* [TASK TO COMPLETE] Return all lines below containing the word "Кедр".

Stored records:
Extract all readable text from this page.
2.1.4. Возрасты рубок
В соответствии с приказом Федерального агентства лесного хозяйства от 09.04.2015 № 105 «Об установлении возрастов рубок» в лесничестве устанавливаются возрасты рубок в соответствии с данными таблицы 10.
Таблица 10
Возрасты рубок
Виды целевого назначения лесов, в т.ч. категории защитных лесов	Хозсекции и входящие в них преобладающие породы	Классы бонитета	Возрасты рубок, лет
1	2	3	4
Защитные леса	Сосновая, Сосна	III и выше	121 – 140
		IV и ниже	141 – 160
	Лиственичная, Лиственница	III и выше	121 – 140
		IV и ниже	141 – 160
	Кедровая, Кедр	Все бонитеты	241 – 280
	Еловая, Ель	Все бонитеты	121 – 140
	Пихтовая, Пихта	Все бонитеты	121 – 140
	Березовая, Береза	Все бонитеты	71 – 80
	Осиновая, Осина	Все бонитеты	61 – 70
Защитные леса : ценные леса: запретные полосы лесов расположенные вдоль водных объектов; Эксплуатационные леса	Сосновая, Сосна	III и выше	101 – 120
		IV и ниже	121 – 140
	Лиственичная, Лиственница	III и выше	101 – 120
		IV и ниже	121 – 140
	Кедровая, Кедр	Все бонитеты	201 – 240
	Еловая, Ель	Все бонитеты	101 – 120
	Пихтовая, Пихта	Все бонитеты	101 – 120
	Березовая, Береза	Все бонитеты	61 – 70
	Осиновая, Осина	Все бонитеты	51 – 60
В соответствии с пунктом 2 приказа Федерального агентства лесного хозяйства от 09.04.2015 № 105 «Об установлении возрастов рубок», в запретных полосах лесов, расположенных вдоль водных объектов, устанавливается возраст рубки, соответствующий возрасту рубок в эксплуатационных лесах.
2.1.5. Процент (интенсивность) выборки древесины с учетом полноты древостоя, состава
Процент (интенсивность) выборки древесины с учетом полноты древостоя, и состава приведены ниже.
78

* [EXERCISE SOLUTION]
	Кедровая, Кедр	Все бонитеты	241 – 280
	Кедровая, Кедр	Все бонитеты	201 – 240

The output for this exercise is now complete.